Request. Take each line that has the word "dashed" and return it.

Extracted information.
------------------------------------------------------------------------

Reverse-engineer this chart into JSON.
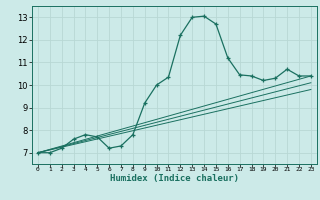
{
  "xlabel": "Humidex (Indice chaleur)",
  "ylabel": "",
  "bg_color": "#cceae8",
  "grid_color": "#b8d8d4",
  "line_color": "#1a7060",
  "xlim": [
    -0.5,
    23.5
  ],
  "ylim": [
    6.5,
    13.5
  ],
  "xticks": [
    0,
    1,
    2,
    3,
    4,
    5,
    6,
    7,
    8,
    9,
    10,
    11,
    12,
    13,
    14,
    15,
    16,
    17,
    18,
    19,
    20,
    21,
    22,
    23
  ],
  "yticks": [
    7,
    8,
    9,
    10,
    11,
    12,
    13
  ],
  "main_curve_x": [
    0,
    1,
    2,
    3,
    4,
    5,
    6,
    7,
    8,
    9,
    10,
    11,
    12,
    13,
    14,
    15,
    16,
    17,
    18,
    19,
    20,
    21,
    22,
    23
  ],
  "main_curve_y": [
    7.0,
    7.0,
    7.2,
    7.6,
    7.8,
    7.7,
    7.2,
    7.3,
    7.8,
    9.2,
    10.0,
    10.35,
    12.2,
    13.0,
    13.05,
    12.7,
    11.2,
    10.45,
    10.4,
    10.2,
    10.3,
    10.7,
    10.4,
    10.4
  ],
  "line1_x": [
    0,
    23
  ],
  "line1_y": [
    7.0,
    10.4
  ],
  "line2_x": [
    0,
    23
  ],
  "line2_y": [
    7.0,
    10.1
  ],
  "line3_x": [
    0,
    23
  ],
  "line3_y": [
    7.0,
    9.8
  ]
}
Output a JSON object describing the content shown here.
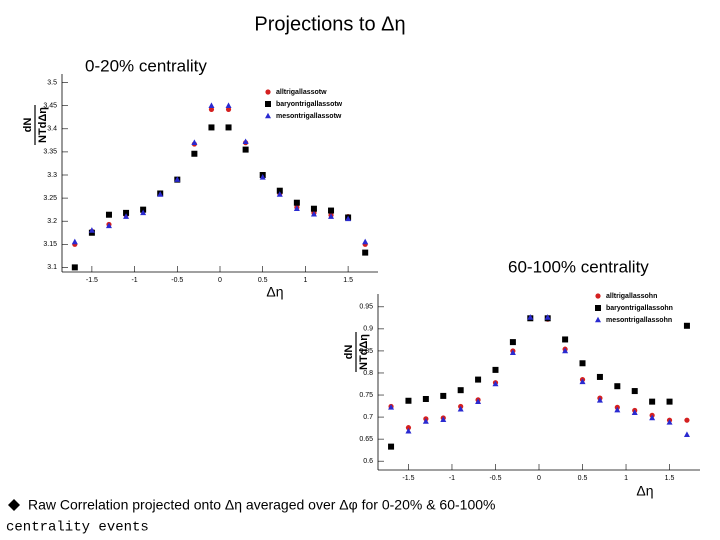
{
  "title": "Projections to Δη",
  "caption_line1": "Raw Correlation projected onto Δη averaged over Δφ for 0-20% & 60-100%",
  "caption_line2": "centrality events",
  "chart_data": [
    {
      "type": "scatter",
      "title": "0-20% centrality",
      "xlabel": "Δη",
      "ylabel": {
        "numerator": "dN",
        "denominator": "NTdΔη"
      },
      "x": [
        -1.7,
        -1.5,
        -1.3,
        -1.1,
        -0.9,
        -0.7,
        -0.5,
        -0.3,
        -0.1,
        0.1,
        0.3,
        0.5,
        0.7,
        0.9,
        1.1,
        1.3,
        1.5,
        1.7
      ],
      "xlim": [
        -1.85,
        1.85
      ],
      "xticks": [
        -1.5,
        -1,
        -0.5,
        0,
        0.5,
        1,
        1.5
      ],
      "ylim": [
        3.09,
        3.51
      ],
      "yticks": [
        3.1,
        3.15,
        3.2,
        3.25,
        3.3,
        3.35,
        3.4,
        3.45,
        3.5
      ],
      "series": [
        {
          "name": "alltrigallassotw",
          "color": "#d42020",
          "marker": "circle",
          "values": [
            3.15,
            3.178,
            3.193,
            3.213,
            3.222,
            3.26,
            3.29,
            3.367,
            3.442,
            3.442,
            3.37,
            3.297,
            3.26,
            3.23,
            3.218,
            3.213,
            3.21,
            3.15
          ]
        },
        {
          "name": "baryontrigallassotw",
          "color": "#000000",
          "marker": "square",
          "values": [
            3.1,
            3.175,
            3.214,
            3.218,
            3.225,
            3.26,
            3.29,
            3.346,
            3.403,
            3.403,
            3.355,
            3.3,
            3.266,
            3.24,
            3.227,
            3.223,
            3.208,
            3.132
          ]
        },
        {
          "name": "mesontrigallassotw",
          "color": "#2a2ad0",
          "marker": "triangle",
          "values": [
            3.155,
            3.18,
            3.19,
            3.21,
            3.218,
            3.258,
            3.29,
            3.37,
            3.45,
            3.45,
            3.372,
            3.295,
            3.258,
            3.227,
            3.215,
            3.21,
            3.205,
            3.155
          ]
        }
      ]
    },
    {
      "type": "scatter",
      "title": "60-100% centrality",
      "xlabel": "Δη",
      "ylabel": {
        "numerator": "dN",
        "denominator": "NTdΔη"
      },
      "x": [
        -1.7,
        -1.5,
        -1.3,
        -1.1,
        -0.9,
        -0.7,
        -0.5,
        -0.3,
        -0.1,
        0.1,
        0.3,
        0.5,
        0.7,
        0.9,
        1.1,
        1.3,
        1.5,
        1.7
      ],
      "xlim": [
        -1.85,
        1.85
      ],
      "xticks": [
        -1.5,
        -1,
        -0.5,
        0,
        0.5,
        1,
        1.5
      ],
      "ylim": [
        0.58,
        0.97
      ],
      "yticks": [
        0.6,
        0.65,
        0.7,
        0.75,
        0.8,
        0.85,
        0.9,
        0.95
      ],
      "series": [
        {
          "name": "alltrigallassohn",
          "color": "#d42020",
          "marker": "circle",
          "values": [
            0.724,
            0.676,
            0.696,
            0.698,
            0.724,
            0.739,
            0.778,
            0.85,
            0.924,
            0.922,
            0.854,
            0.785,
            0.743,
            0.722,
            0.715,
            0.704,
            0.693,
            0.693
          ]
        },
        {
          "name": "baryontrigallassohn",
          "color": "#000000",
          "marker": "square",
          "values": [
            0.633,
            0.737,
            0.741,
            0.748,
            0.761,
            0.785,
            0.807,
            0.87,
            0.924,
            0.924,
            0.876,
            0.822,
            0.791,
            0.77,
            0.759,
            0.735,
            0.735,
            0.907
          ]
        },
        {
          "name": "mesontrigallassohn",
          "color": "#2a2ad0",
          "marker": "triangle",
          "values": [
            0.722,
            0.668,
            0.69,
            0.694,
            0.718,
            0.735,
            0.775,
            0.846,
            0.926,
            0.926,
            0.85,
            0.78,
            0.738,
            0.716,
            0.71,
            0.698,
            0.688,
            0.66
          ]
        }
      ]
    }
  ]
}
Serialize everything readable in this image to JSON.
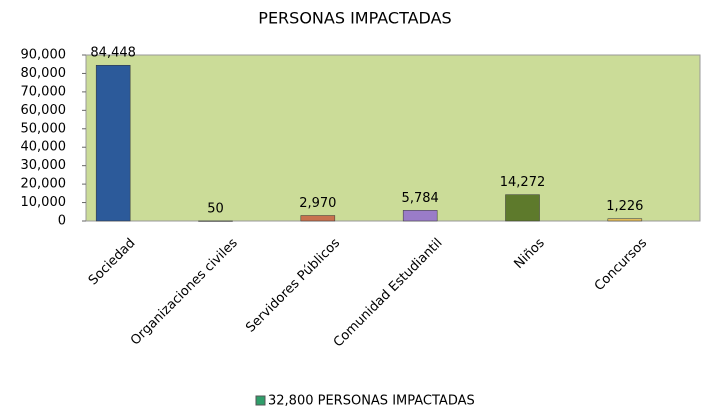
{
  "chart_data": {
    "type": "bar",
    "title": "PERSONAS IMPACTADAS",
    "categories": [
      "Sociedad",
      "Organizaciones civiles",
      "Servidores Públicos",
      "Comunidad Estudiantil",
      "Niños",
      "Concursos"
    ],
    "values": [
      84448,
      50,
      2970,
      5784,
      14272,
      1226
    ],
    "value_labels": [
      "84,448",
      "50",
      "2,970",
      "5,784",
      "14,272",
      "1,226"
    ],
    "colors": [
      "#2c5a9a",
      "#9aa0a8",
      "#c8714e",
      "#9a7cc8",
      "#5e7a2c",
      "#e3bd5c"
    ],
    "ylim": [
      0,
      90000
    ],
    "yticks": [
      0,
      {
        "value": 10000,
        "label": "10,000"
      },
      {
        "value": 20000,
        "label": "20,000"
      },
      {
        "value": 30000,
        "label": "30,000"
      },
      {
        "value": 40000,
        "label": "40,000"
      },
      {
        "value": 50000,
        "label": "50,000"
      },
      {
        "value": 60000,
        "label": "60,000"
      },
      {
        "value": 70000,
        "label": "70,000"
      },
      {
        "value": 80000,
        "label": "80,000"
      },
      {
        "value": 90000,
        "label": "90,000"
      }
    ],
    "legend": {
      "label": "32,800 PERSONAS IMPACTADAS",
      "color": "#2f9e6a"
    }
  }
}
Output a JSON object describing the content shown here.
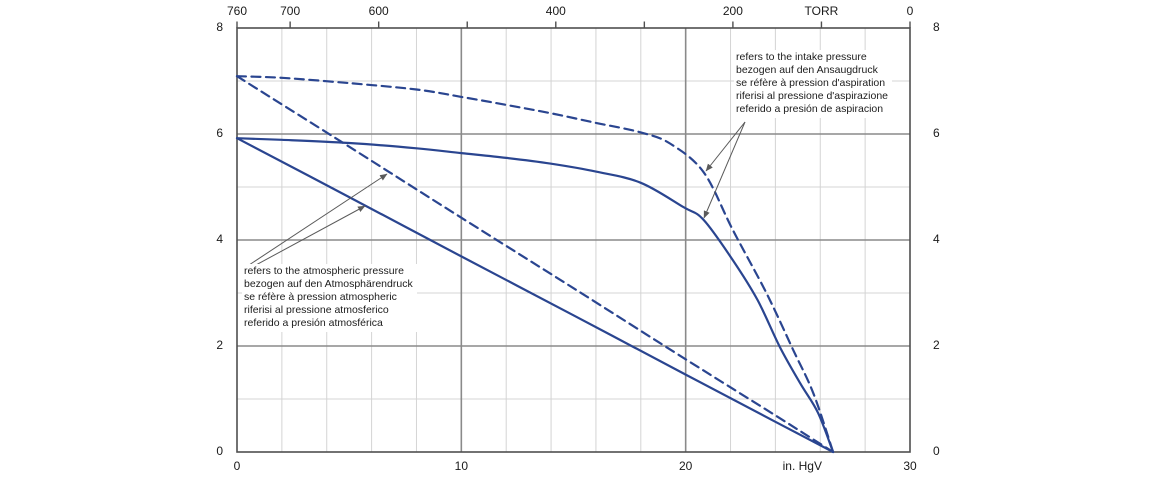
{
  "chart": {
    "colors": {
      "curve": "#2a4590",
      "grid_minor": "#d4d4d4",
      "grid_major": "#8a8a8a",
      "border": "#4f4f4f",
      "leader": "#5a5a5a",
      "text": "#1a1a1a"
    },
    "top_axis": {
      "ticks": [
        760,
        700,
        600,
        500,
        400,
        300,
        200,
        100,
        0
      ],
      "labels": [
        {
          "t": "760",
          "v": 760
        },
        {
          "t": "700",
          "v": 700
        },
        {
          "t": "600",
          "v": 600
        },
        {
          "t": "400",
          "v": 400
        },
        {
          "t": "200",
          "v": 200
        },
        {
          "t": "TORR",
          "v": 100
        },
        {
          "t": "0",
          "v": 0
        }
      ]
    },
    "bottom_axis": {
      "labels": [
        {
          "t": "0",
          "v": 0
        },
        {
          "t": "10",
          "v": 10
        },
        {
          "t": "20",
          "v": 20
        },
        {
          "t": "in. HgV",
          "v": 25.2
        },
        {
          "t": "30",
          "v": 30
        }
      ]
    },
    "left_axis": {
      "labels": [
        {
          "t": "0",
          "v": 0
        },
        {
          "t": "2",
          "v": 2
        },
        {
          "t": "4",
          "v": 4
        },
        {
          "t": "6",
          "v": 6
        },
        {
          "t": "8",
          "v": 8
        }
      ]
    },
    "right_axis": {
      "labels": [
        {
          "t": "0",
          "v": 0
        },
        {
          "t": "2",
          "v": 2
        },
        {
          "t": "4",
          "v": 4
        },
        {
          "t": "6",
          "v": 6
        },
        {
          "t": "8",
          "v": 8
        }
      ]
    }
  },
  "annotations": {
    "intake": {
      "lines": [
        "refers to the intake pressure",
        "bezogen auf den Ansaugdruck",
        "se réfère à pression d'aspiration",
        "riferisi al pressione d'aspirazione",
        "referido a presión de aspiracion"
      ]
    },
    "atmospheric": {
      "lines": [
        "refers to the atmospheric pressure",
        "bezogen auf den Atmosphärendruck",
        "se réfère à pression atmospheric",
        "riferisi al pressione atmosferico",
        "referido a presión atmosférica"
      ]
    }
  },
  "chart_data": {
    "type": "line",
    "title": "",
    "xlabel_bottom": "in. HgV",
    "xlabel_top": "TORR",
    "x_range_inhgv": [
      0,
      30
    ],
    "x_range_torr": [
      760,
      0
    ],
    "ylim": [
      0,
      8
    ],
    "grid": true,
    "x_minor_step": 2,
    "x_major_lines": [
      10,
      20
    ],
    "y_minor_step": 1,
    "y_major_lines": [
      2,
      4,
      6
    ],
    "ultimate_vacuum_inhgv": 26.57,
    "series": [
      {
        "id": "intake-dashed",
        "name": "capacity referred to intake pressure (dashed curve)",
        "style": "dashed",
        "points": [
          [
            0,
            7.09
          ],
          [
            2,
            7.06
          ],
          [
            5,
            6.96
          ],
          [
            8,
            6.84
          ],
          [
            10,
            6.7
          ],
          [
            12,
            6.55
          ],
          [
            14,
            6.39
          ],
          [
            16,
            6.21
          ],
          [
            18,
            6.03
          ],
          [
            19.3,
            5.82
          ],
          [
            20.8,
            5.28
          ],
          [
            22.1,
            4.19
          ],
          [
            23.6,
            3.0
          ],
          [
            24.8,
            1.92
          ],
          [
            25.7,
            1.1
          ],
          [
            26.57,
            0
          ]
        ]
      },
      {
        "id": "intake-solid",
        "name": "capacity referred to intake pressure (solid curve)",
        "style": "solid",
        "points": [
          [
            0,
            5.92
          ],
          [
            2,
            5.89
          ],
          [
            5,
            5.83
          ],
          [
            8,
            5.73
          ],
          [
            10,
            5.64
          ],
          [
            12,
            5.55
          ],
          [
            14,
            5.44
          ],
          [
            16,
            5.29
          ],
          [
            18,
            5.08
          ],
          [
            19.9,
            4.62
          ],
          [
            20.8,
            4.38
          ],
          [
            22.1,
            3.62
          ],
          [
            23.2,
            2.87
          ],
          [
            24.2,
            1.98
          ],
          [
            25.1,
            1.3
          ],
          [
            25.9,
            0.74
          ],
          [
            26.57,
            0
          ]
        ]
      },
      {
        "id": "atmospheric-dashed",
        "name": "capacity referred to atmospheric pressure (dashed line)",
        "style": "dashed",
        "points": [
          [
            0,
            7.09
          ],
          [
            5,
            5.76
          ],
          [
            10,
            4.42
          ],
          [
            15,
            3.09
          ],
          [
            20,
            1.75
          ],
          [
            24,
            0.69
          ],
          [
            26.57,
            0
          ]
        ]
      },
      {
        "id": "atmospheric-solid",
        "name": "capacity referred to atmospheric pressure (solid line)",
        "style": "solid",
        "points": [
          [
            0,
            5.92
          ],
          [
            5,
            4.81
          ],
          [
            10,
            3.69
          ],
          [
            15,
            2.58
          ],
          [
            20,
            1.46
          ],
          [
            24,
            0.57
          ],
          [
            26.57,
            0
          ]
        ]
      }
    ]
  }
}
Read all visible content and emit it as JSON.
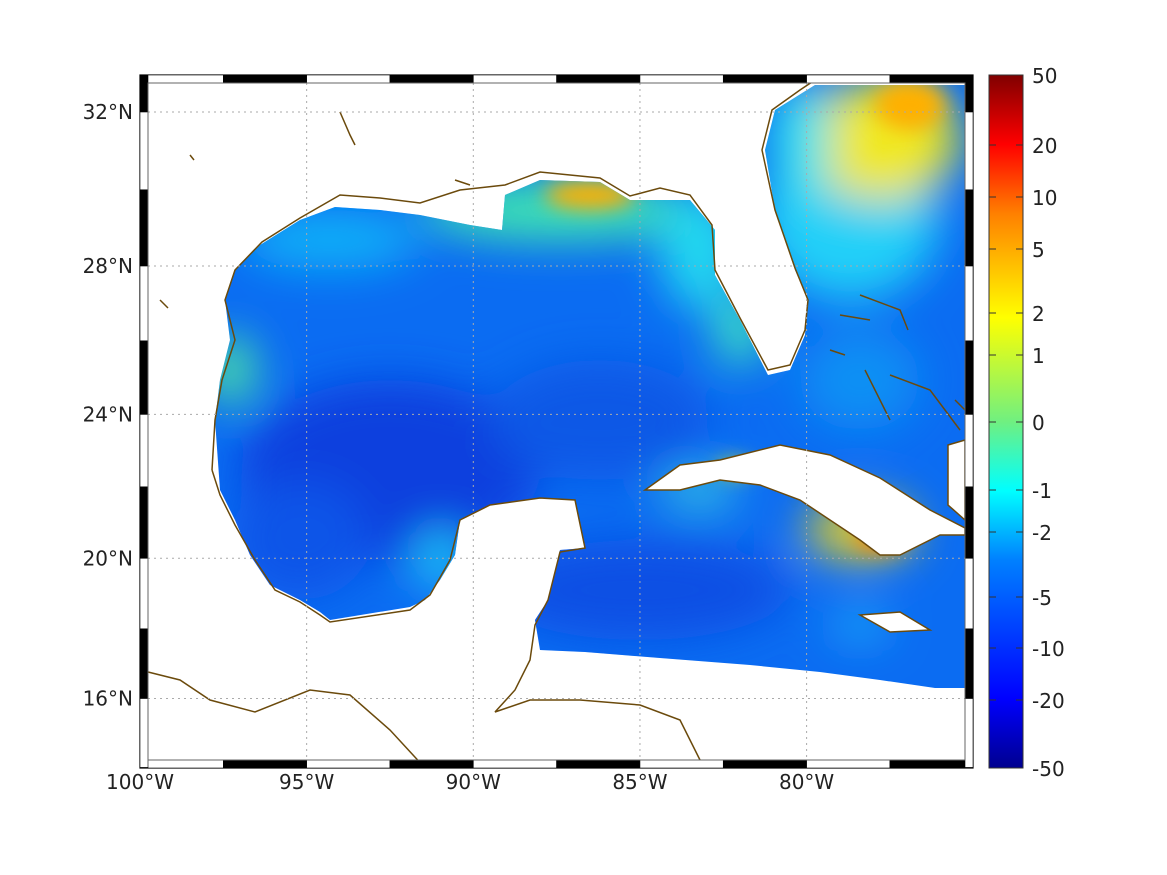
{
  "map": {
    "projection": "mercator",
    "lon_range": [
      -100,
      -75
    ],
    "lat_range": [
      14,
      33
    ],
    "lon_ticks": [
      {
        "value": -100,
        "label": "100°W"
      },
      {
        "value": -95,
        "label": "95°W"
      },
      {
        "value": -90,
        "label": "90°W"
      },
      {
        "value": -85,
        "label": "85°W"
      },
      {
        "value": -80,
        "label": "80°W"
      }
    ],
    "lat_ticks": [
      {
        "value": 32,
        "label": "32°N"
      },
      {
        "value": 28,
        "label": "28°N"
      },
      {
        "value": 24,
        "label": "24°N"
      },
      {
        "value": 20,
        "label": "20°N"
      },
      {
        "value": 16,
        "label": "16°N"
      }
    ],
    "coastline_color": "#6b4a0c",
    "grid": "dotted"
  },
  "colorbar": {
    "colormap": "jet",
    "labels": [
      "50",
      "20",
      "10",
      "5",
      "2",
      "1",
      "0",
      "-1",
      "-2",
      "-5",
      "-10",
      "-20",
      "-50"
    ]
  }
}
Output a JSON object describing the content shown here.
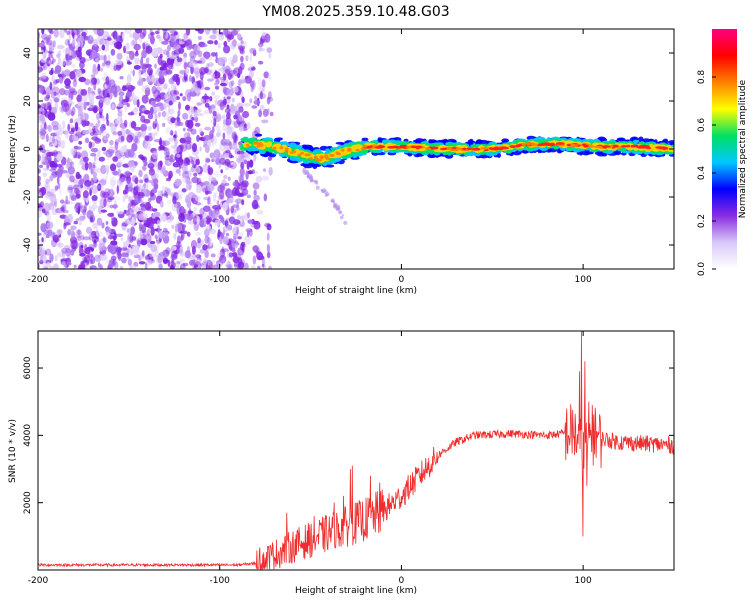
{
  "title": "YM08.2025.359.10.48.G03",
  "chart_data": [
    {
      "type": "heatmap",
      "name": "spectrogram",
      "xlabel": "Height of straight line (km)",
      "ylabel": "Frequency (Hz)",
      "xlim": [
        -200,
        150
      ],
      "ylim": [
        -50,
        50
      ],
      "xticks": [
        -200,
        -100,
        0,
        100
      ],
      "yticks": [
        -40,
        -20,
        0,
        20,
        40
      ],
      "noise_region_x": [
        -200,
        -77
      ],
      "signal_start_x": -87,
      "signal_ridge": {
        "x": [
          -87,
          -80,
          -70,
          -60,
          -52,
          -45,
          -38,
          -32,
          -25,
          -20,
          -10,
          0,
          20,
          50,
          70,
          90,
          110,
          130,
          150
        ],
        "y": [
          2,
          2,
          1,
          -1,
          -3,
          -4,
          -3,
          -1,
          0,
          1,
          1,
          1,
          0,
          0,
          2,
          2,
          1,
          1,
          0
        ]
      },
      "faint_branch": {
        "x": [
          -55,
          -50,
          -45,
          -40,
          -35,
          -30
        ],
        "y": [
          -8,
          -12,
          -16,
          -20,
          -25,
          -31
        ]
      },
      "colorbar": {
        "label": "Normalized spectral amplitude",
        "ticks": [
          0.0,
          0.2,
          0.4,
          0.6,
          0.8
        ],
        "range": [
          0.0,
          1.0
        ],
        "colors": [
          "#ffffff",
          "#d8c8f8",
          "#8a2be2",
          "#0000ff",
          "#00c8ff",
          "#00e060",
          "#ffff00",
          "#ff8000",
          "#ff0000",
          "#ff0080"
        ]
      }
    },
    {
      "type": "line",
      "name": "snr",
      "xlabel": "Height of straight line (km)",
      "ylabel": "SNR (10 * v/v)",
      "xlim": [
        -200,
        150
      ],
      "ylim": [
        0,
        7100
      ],
      "xticks": [
        -200,
        -100,
        0,
        100
      ],
      "yticks": [
        2000,
        4000,
        6000
      ],
      "color": "#ef2b2b",
      "envelope": {
        "x": [
          -200,
          -90,
          -80,
          -70,
          -60,
          -50,
          -40,
          -30,
          -20,
          -10,
          0,
          10,
          20,
          30,
          40,
          60,
          80,
          95,
          100,
          105,
          110,
          120,
          150
        ],
        "y": [
          150,
          150,
          200,
          450,
          700,
          900,
          1100,
          1300,
          1500,
          1750,
          2200,
          2800,
          3400,
          3800,
          4000,
          4050,
          4000,
          4100,
          3500,
          4000,
          3900,
          3800,
          3700
        ]
      },
      "spikes": {
        "x": [
          -63,
          -48,
          -37,
          -32,
          -28,
          -27,
          -17,
          -12,
          98,
          99,
          100,
          101,
          102,
          103,
          105,
          107
        ],
        "y": [
          1700,
          1600,
          2000,
          2200,
          3000,
          3100,
          2800,
          2600,
          5900,
          7100,
          1000,
          6200,
          2500,
          5000,
          4900,
          4600
        ]
      }
    }
  ]
}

------------------------------------------------------------------------

Output below.
        "id": "intake-dashed",
        "name": "capacity referred to intake pressure (dashed curve)",
        "style": "dashed",
        "id": "atmospheric-dashed",
        "name": "capacity referred to atmospheric pressure (dashed line)",
        "style": "dashed",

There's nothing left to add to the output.